### WHAT IS NEEDED
For each line that holds "асигнування", copy the line out.

### RECORDS SUPPLIED
◆ ◆ ◆ ◆ ◆

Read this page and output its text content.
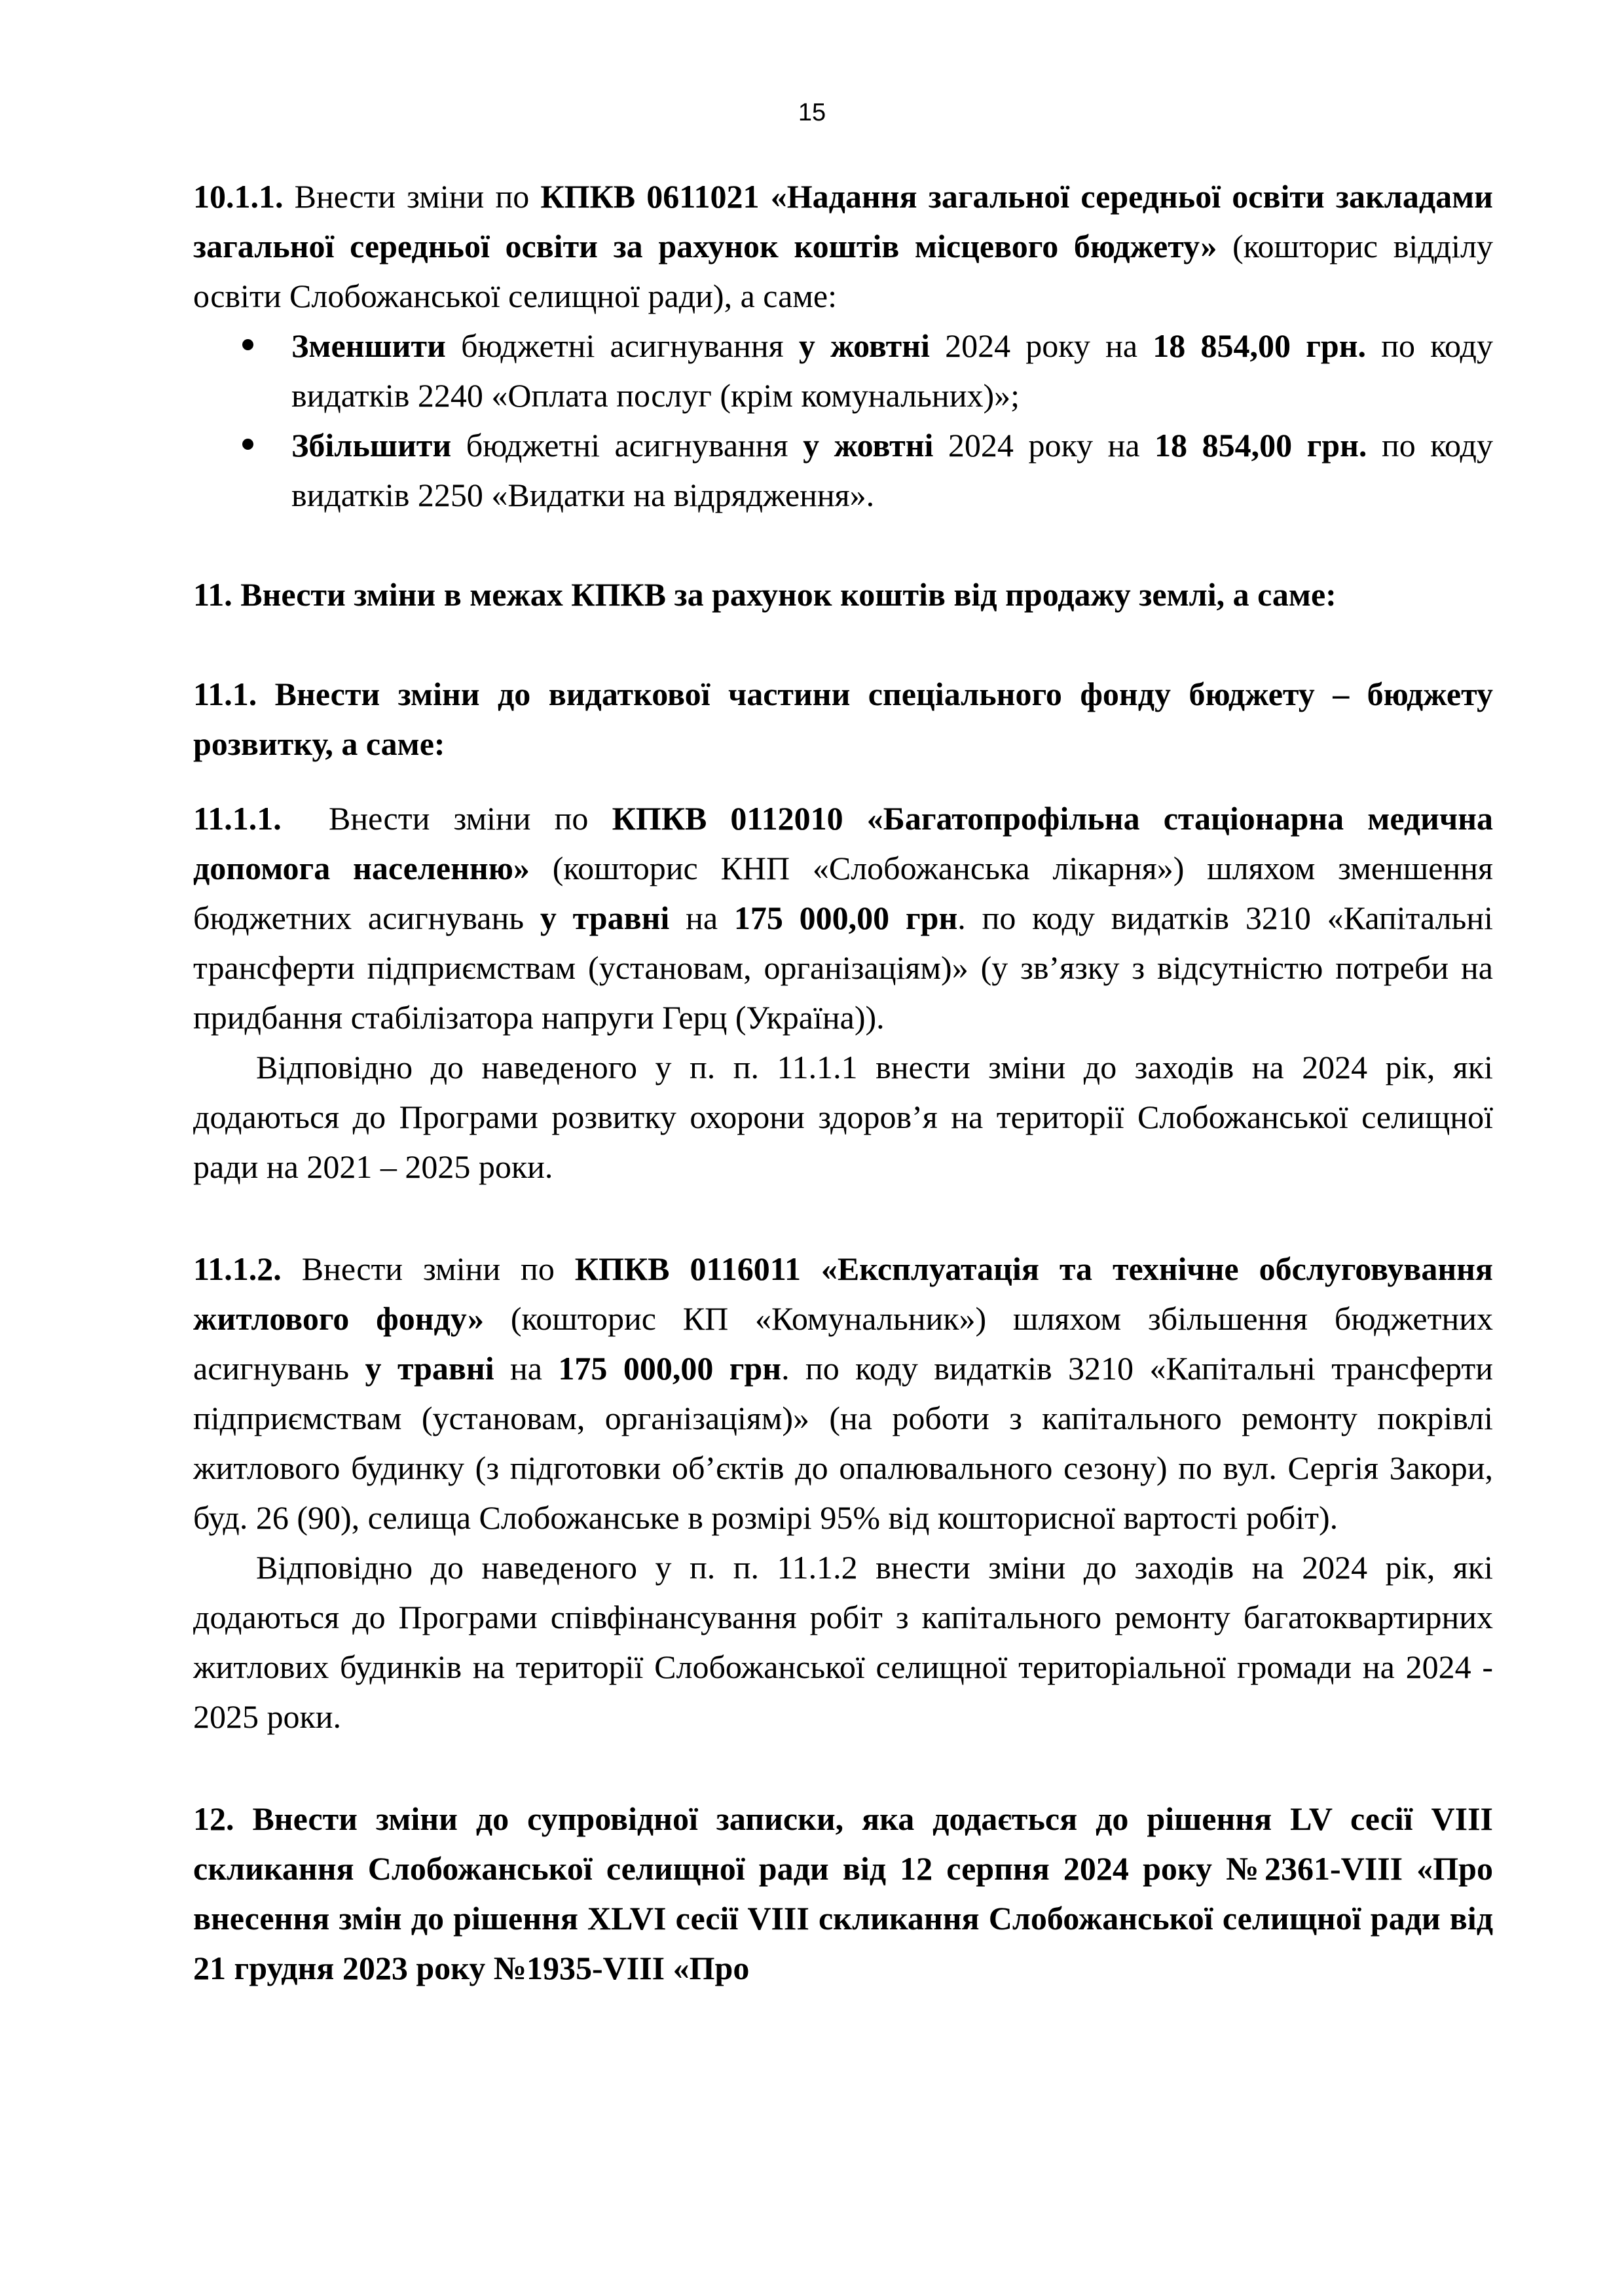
15

10.1.1. Внести зміни по КПКВ 0611021 «Надання загальної середньої освіти закладами загальної середньої освіти за рахунок коштів місцевого бюджету» (кошторис відділу освіти Слобожанської селищної ради), а саме:

Зменшити бюджетні асигнування у жовтні 2024 року на 18 854,00 грн. по коду видатків 2240 «Оплата послуг (крім комунальних)»;
Збільшити бюджетні асигнування у жовтні 2024 року на 18 854,00 грн. по коду видатків 2250 «Видатки на відрядження».

11. Внести зміни в межах КПКВ за рахунок коштів від продажу землі, а саме:

11.1. Внести зміни до видаткової частини спеціального фонду бюджету – бюджету розвитку, а саме:

11.1.1.  Внести зміни по КПКВ 0112010 «Багатопрофільна стаціонарна медична допомога населенню» (кошторис КНП «Слобожанська лікарня») шляхом зменшення бюджетних асигнувань у травні на 175 000,00 грн. по коду видатків 3210 «Капітальні трансферти підприємствам (установам, організаціям)» (у зв’язку з відсутністю потреби на придбання стабілізатора напруги Герц (Україна)).

Відповідно до наведеного у п. п. 11.1.1 внести зміни до заходів на 2024 рік, які додаються до Програми розвитку охорони здоров’я на території Слобожанської селищної ради на 2021 – 2025 роки.

11.1.2. Внести зміни по КПКВ 0116011 «Експлуатація та технічне обслуговування житлового фонду» (кошторис КП «Комунальник») шляхом збільшення бюджетних асигнувань у травні на 175 000,00 грн. по коду видатків 3210 «Капітальні трансферти підприємствам (установам, організаціям)» (на роботи з капітального ремонту покрівлі житлового будинку (з підготовки об’єктів до опалювального сезону) по вул. Сергія Закори, буд. 26 (90), селища Слобожанське в розмірі 95% від кошторисної вартості робіт).

Відповідно до наведеного у п. п. 11.1.2 внести зміни до заходів на 2024 рік, які додаються до Програми співфінансування робіт з капітального ремонту багатоквартирних житлових будинків на території Слобожанської селищної територіальної громади на 2024 - 2025 роки.

12. Внести зміни до супровідної записки, яка додається до рішення LV сесії VIII скликання Слобожанської селищної ради від 12 серпня 2024 року №2361-VIII «Про внесення змін до рішення XLVI сесії VIII скликання Слобожанської селищної ради від 21 грудня 2023 року №1935-VIII «Про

◆ ◆ ◆ ◆ ◆

### OUTPUT
Зменшити бюджетні асигнування у жовтні 2024 року на 18 854,00 грн. по коду видатків 2240 «Оплата послуг (крім комунальних)»;
Збільшити бюджетні асигнування у жовтні 2024 року на 18 854,00 грн. по коду видатків 2250 «Видатки на відрядження».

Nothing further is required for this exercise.